_Aim of the task_. Assemble all lines in which the string "sobre" appears.

_Provided data_.
** Begin **
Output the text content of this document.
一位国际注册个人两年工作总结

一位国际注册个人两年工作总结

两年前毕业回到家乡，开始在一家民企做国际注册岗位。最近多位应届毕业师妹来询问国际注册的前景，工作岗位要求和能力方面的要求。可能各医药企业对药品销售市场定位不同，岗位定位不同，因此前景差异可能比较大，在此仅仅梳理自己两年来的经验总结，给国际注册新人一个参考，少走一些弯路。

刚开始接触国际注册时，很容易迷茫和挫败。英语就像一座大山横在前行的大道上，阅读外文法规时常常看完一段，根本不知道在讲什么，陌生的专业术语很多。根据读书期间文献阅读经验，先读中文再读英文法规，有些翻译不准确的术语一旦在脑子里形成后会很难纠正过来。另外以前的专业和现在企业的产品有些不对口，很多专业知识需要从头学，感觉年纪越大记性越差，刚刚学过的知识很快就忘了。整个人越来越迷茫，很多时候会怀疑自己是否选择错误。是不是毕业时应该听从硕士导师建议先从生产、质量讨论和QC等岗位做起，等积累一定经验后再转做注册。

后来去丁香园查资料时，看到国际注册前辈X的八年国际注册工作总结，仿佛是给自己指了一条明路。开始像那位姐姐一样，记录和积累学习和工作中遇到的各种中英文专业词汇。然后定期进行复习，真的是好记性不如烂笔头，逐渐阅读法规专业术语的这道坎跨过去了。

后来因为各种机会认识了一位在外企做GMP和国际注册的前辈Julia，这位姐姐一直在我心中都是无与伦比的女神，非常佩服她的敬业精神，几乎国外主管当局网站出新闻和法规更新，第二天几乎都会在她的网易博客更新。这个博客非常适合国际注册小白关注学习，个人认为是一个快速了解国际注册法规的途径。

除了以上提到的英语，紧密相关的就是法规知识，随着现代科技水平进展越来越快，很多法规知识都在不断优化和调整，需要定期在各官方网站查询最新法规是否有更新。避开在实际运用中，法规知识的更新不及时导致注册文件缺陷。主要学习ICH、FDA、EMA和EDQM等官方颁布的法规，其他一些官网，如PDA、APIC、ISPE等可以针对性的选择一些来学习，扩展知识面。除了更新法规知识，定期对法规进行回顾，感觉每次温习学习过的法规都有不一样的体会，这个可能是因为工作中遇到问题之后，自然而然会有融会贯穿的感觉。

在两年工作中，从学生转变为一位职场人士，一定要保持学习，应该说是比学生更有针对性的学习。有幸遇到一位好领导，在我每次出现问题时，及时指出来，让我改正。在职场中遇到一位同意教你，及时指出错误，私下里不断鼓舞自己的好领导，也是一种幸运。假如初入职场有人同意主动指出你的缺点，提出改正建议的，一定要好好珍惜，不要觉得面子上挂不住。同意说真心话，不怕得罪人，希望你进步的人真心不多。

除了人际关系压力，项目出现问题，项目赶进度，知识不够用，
** End **
** Begin **
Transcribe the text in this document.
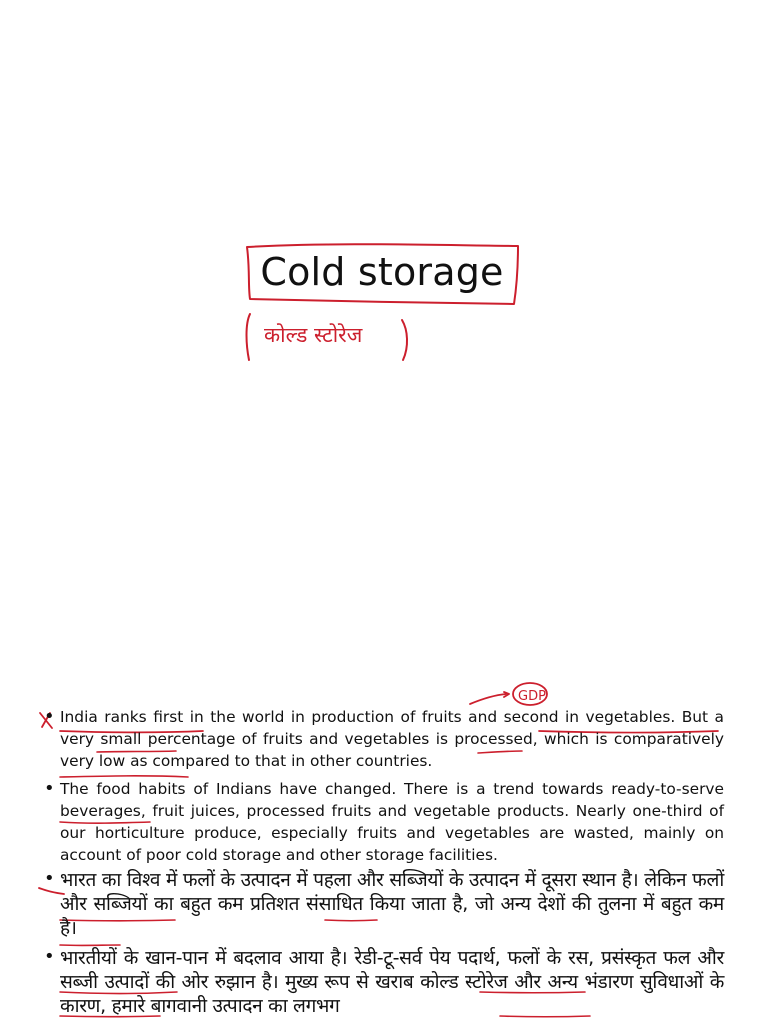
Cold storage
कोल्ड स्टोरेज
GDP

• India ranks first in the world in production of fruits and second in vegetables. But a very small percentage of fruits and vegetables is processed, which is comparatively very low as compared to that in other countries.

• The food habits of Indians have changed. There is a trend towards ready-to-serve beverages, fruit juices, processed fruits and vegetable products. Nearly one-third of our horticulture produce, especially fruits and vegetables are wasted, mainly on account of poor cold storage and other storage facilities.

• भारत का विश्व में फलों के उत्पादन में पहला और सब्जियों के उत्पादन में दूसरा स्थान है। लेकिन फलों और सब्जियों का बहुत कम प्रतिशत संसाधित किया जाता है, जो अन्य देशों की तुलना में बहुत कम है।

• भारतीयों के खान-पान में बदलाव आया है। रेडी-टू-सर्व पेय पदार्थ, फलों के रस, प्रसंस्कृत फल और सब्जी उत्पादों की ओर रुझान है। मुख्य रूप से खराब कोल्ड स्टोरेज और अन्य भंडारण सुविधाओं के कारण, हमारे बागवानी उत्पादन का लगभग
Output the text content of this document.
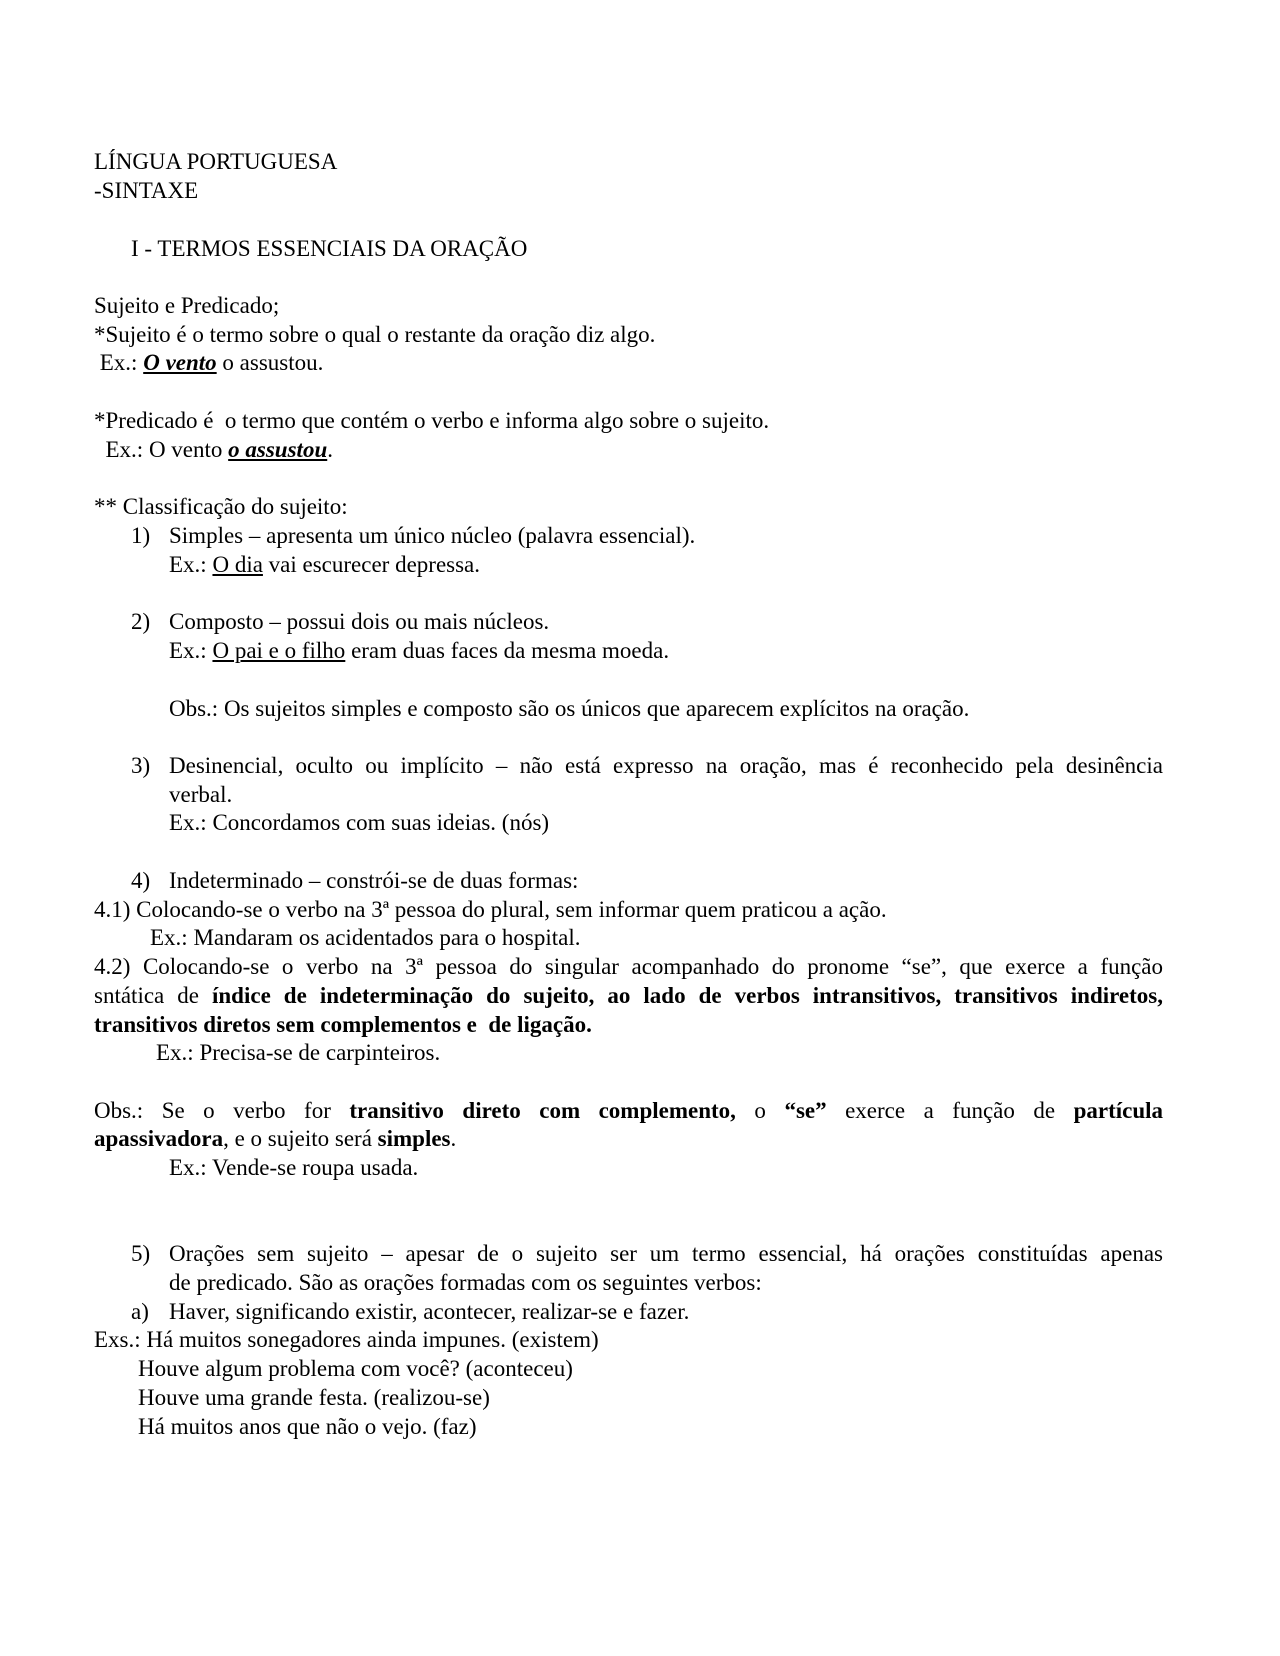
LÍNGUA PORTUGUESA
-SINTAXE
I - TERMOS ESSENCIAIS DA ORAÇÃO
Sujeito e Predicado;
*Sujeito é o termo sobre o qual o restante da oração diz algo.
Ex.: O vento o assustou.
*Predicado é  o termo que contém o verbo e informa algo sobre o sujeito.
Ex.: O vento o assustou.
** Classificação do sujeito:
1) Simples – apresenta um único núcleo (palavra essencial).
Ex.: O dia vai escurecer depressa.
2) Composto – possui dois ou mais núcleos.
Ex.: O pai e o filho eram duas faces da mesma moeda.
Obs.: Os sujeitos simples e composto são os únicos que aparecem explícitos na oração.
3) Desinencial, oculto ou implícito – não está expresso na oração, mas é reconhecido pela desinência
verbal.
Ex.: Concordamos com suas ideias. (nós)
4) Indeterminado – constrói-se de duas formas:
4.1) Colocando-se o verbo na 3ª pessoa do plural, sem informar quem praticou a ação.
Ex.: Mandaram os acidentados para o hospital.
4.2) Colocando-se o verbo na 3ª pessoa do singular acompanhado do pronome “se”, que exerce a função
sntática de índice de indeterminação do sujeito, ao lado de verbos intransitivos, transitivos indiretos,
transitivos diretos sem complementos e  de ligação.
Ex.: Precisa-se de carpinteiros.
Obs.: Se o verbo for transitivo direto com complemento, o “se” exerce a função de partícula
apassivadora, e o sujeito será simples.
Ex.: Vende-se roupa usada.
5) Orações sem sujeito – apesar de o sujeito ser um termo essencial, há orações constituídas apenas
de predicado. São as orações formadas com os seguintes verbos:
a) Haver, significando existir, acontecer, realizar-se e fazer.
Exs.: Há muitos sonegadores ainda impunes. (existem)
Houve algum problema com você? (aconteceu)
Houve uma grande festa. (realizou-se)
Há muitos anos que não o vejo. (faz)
** End **
** Begin **
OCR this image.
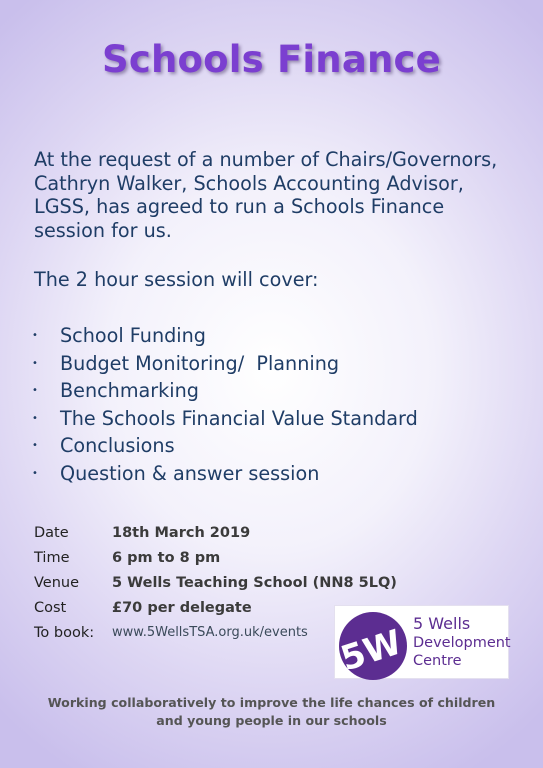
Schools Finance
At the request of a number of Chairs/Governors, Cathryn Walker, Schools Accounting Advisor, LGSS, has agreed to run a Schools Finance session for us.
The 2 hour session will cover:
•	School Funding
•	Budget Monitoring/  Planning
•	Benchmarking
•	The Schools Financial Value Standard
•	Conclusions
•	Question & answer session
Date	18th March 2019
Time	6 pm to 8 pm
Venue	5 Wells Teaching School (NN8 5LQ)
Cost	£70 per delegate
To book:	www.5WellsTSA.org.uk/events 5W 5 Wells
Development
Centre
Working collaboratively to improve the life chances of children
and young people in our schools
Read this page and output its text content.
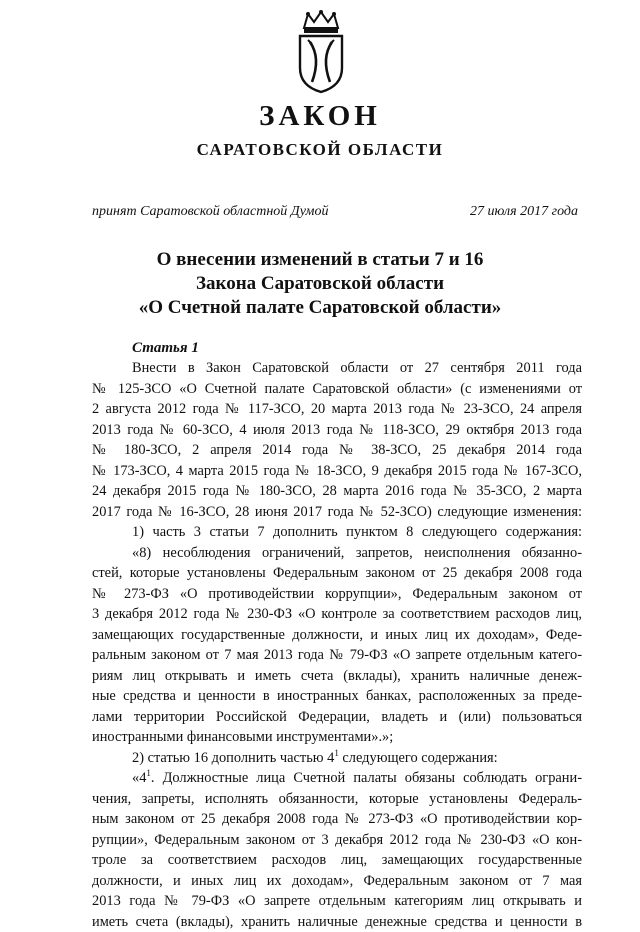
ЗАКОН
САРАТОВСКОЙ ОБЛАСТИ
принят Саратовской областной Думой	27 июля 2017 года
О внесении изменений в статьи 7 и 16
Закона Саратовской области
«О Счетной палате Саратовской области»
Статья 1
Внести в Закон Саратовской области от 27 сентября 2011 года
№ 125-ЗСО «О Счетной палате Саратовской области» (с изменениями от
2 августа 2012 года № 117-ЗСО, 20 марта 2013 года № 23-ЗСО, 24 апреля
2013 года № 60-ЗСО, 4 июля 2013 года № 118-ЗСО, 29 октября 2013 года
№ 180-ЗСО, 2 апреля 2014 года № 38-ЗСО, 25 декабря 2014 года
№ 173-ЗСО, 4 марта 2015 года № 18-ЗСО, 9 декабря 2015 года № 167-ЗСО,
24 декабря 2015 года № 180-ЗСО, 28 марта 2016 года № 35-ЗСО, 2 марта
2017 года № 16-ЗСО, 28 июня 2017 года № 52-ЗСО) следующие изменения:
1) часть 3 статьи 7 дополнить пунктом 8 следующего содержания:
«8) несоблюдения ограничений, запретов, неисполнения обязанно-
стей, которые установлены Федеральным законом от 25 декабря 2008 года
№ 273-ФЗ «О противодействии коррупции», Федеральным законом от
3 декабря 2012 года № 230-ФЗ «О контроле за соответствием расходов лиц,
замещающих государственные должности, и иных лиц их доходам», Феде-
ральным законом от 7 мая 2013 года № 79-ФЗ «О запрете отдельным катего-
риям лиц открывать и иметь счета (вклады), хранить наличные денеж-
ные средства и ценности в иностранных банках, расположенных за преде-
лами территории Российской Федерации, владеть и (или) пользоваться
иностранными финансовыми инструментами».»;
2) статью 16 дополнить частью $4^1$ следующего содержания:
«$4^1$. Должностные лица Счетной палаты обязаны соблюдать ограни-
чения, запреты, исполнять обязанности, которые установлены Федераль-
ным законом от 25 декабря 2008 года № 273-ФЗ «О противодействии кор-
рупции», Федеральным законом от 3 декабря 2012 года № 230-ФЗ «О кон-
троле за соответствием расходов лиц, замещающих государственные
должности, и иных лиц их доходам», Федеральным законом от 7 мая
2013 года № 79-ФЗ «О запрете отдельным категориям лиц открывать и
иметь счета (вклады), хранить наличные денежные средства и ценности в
** End **
_Task solution_.
*Sujeito é o termo sobre o qual o restante da oração diz algo.
*Predicado é  o termo que contém o verbo e informa algo sobre o sujeito.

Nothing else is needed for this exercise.